> WHAT YOU NEED TO DO: Each line containing the word "page" must be reported.

> Collection entries:

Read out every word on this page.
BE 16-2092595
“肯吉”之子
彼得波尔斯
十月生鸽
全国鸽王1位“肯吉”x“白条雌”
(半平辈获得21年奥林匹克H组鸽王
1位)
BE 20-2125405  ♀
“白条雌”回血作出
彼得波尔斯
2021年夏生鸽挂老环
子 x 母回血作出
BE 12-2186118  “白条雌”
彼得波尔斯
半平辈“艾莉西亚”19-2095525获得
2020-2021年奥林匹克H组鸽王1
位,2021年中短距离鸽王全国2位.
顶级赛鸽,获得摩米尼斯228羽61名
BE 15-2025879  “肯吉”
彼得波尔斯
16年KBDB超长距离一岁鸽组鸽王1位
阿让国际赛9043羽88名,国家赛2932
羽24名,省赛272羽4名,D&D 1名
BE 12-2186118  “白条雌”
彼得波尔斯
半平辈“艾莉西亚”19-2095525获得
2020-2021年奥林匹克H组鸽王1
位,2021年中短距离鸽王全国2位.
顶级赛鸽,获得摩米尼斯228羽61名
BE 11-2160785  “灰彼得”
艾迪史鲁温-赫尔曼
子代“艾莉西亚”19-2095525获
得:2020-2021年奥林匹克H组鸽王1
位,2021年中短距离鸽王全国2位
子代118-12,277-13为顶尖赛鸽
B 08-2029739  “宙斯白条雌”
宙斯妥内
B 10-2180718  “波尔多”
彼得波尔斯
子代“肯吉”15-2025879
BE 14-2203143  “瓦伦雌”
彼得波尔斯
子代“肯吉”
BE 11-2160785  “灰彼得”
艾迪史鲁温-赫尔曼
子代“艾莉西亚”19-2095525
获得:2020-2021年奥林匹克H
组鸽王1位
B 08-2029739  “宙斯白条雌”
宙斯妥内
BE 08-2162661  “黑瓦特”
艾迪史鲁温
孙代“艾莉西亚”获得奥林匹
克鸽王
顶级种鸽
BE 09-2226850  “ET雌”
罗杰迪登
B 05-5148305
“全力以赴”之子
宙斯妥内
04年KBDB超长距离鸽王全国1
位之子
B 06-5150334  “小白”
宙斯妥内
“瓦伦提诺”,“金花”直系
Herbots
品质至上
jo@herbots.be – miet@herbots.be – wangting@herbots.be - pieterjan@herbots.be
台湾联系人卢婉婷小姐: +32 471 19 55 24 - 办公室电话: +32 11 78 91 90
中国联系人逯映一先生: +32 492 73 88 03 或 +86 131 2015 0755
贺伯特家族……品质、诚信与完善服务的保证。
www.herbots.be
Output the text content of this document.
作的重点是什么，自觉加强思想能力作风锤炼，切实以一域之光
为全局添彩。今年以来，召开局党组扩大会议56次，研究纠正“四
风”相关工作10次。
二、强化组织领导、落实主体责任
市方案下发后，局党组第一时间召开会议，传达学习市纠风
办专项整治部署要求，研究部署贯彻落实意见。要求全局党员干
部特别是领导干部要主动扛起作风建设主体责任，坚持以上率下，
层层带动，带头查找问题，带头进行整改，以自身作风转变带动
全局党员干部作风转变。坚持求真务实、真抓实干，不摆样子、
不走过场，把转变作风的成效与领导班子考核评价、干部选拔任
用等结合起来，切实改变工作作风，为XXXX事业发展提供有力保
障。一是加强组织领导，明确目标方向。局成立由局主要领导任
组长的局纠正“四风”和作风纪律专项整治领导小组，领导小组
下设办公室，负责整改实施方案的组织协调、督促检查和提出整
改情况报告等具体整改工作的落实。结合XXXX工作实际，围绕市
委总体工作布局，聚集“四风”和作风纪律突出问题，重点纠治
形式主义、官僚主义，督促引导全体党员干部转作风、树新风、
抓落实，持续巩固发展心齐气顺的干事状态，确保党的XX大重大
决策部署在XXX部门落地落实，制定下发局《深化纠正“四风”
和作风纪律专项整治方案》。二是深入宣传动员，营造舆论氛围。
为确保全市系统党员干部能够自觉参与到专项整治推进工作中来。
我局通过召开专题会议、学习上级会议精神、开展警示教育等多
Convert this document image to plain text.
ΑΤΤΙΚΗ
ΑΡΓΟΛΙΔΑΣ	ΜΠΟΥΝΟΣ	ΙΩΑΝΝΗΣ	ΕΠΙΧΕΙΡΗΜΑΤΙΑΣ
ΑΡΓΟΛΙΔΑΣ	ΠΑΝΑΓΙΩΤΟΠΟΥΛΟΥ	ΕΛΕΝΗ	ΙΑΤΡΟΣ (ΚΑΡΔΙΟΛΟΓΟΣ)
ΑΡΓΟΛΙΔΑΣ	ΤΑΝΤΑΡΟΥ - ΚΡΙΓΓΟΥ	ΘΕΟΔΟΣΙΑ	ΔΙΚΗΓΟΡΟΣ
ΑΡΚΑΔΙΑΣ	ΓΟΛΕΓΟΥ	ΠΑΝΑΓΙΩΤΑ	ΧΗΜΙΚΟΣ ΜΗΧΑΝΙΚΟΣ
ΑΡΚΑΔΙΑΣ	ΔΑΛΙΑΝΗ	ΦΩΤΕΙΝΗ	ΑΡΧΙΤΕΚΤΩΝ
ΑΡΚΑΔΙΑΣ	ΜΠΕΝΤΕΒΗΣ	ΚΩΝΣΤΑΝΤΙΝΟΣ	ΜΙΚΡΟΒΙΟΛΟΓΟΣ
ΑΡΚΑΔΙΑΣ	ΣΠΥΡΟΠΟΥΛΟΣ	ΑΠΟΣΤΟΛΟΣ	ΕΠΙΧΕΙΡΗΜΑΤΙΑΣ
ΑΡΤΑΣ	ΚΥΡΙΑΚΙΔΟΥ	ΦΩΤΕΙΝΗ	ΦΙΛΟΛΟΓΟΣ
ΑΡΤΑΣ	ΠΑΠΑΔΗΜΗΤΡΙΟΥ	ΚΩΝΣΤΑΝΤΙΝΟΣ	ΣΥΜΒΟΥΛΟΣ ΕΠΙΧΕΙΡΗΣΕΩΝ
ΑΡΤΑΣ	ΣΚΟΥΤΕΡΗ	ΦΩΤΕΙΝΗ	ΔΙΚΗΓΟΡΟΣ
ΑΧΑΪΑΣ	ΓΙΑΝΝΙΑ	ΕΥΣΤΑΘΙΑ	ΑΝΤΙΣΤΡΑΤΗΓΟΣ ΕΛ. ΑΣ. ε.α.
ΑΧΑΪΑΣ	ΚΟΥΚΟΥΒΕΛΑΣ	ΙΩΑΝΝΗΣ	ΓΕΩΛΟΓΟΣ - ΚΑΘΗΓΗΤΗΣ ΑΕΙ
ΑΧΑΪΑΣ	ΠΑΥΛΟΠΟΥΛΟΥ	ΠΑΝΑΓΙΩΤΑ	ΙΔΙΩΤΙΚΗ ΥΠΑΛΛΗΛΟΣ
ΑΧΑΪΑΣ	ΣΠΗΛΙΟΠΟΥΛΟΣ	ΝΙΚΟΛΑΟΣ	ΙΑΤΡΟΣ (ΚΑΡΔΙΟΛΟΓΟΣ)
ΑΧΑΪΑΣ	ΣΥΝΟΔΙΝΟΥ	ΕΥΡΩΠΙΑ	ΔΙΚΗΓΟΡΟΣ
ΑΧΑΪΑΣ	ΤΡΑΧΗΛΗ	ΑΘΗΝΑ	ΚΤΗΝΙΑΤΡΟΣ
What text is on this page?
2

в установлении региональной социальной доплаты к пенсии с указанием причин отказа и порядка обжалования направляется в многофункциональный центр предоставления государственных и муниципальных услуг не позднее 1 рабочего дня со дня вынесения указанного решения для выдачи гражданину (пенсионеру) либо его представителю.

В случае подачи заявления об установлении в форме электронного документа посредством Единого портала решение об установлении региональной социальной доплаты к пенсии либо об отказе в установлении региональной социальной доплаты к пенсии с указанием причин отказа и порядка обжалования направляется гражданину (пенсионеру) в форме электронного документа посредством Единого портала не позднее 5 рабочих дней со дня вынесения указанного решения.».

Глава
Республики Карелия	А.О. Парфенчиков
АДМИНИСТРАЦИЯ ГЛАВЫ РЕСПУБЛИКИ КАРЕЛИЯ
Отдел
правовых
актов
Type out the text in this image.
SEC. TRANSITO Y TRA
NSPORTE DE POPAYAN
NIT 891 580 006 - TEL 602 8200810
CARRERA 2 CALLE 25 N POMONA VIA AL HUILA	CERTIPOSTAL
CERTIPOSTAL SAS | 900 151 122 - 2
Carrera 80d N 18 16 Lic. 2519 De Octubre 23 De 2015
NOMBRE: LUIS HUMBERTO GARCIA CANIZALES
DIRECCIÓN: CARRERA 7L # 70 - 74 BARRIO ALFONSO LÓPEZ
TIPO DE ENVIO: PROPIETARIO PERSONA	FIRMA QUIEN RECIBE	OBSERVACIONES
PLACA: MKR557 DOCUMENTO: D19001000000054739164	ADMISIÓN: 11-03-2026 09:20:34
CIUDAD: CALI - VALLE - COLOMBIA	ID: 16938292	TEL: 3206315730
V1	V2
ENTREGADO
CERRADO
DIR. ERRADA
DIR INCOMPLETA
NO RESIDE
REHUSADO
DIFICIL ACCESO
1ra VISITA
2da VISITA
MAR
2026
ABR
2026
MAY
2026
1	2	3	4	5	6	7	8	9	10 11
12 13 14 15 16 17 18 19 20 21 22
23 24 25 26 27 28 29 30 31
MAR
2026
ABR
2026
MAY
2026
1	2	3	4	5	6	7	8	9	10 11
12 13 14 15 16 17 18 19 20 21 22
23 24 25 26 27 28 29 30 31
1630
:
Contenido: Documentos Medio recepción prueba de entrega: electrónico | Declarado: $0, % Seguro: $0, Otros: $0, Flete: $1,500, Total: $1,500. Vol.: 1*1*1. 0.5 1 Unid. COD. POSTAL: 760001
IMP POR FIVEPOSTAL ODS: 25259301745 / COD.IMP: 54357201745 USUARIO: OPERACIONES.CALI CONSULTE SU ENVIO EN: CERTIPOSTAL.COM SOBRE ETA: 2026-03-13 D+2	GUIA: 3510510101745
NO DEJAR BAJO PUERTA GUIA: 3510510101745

> RESPONSE TO THE EXERCISE:
Read out every word on this page.
What text is on this page?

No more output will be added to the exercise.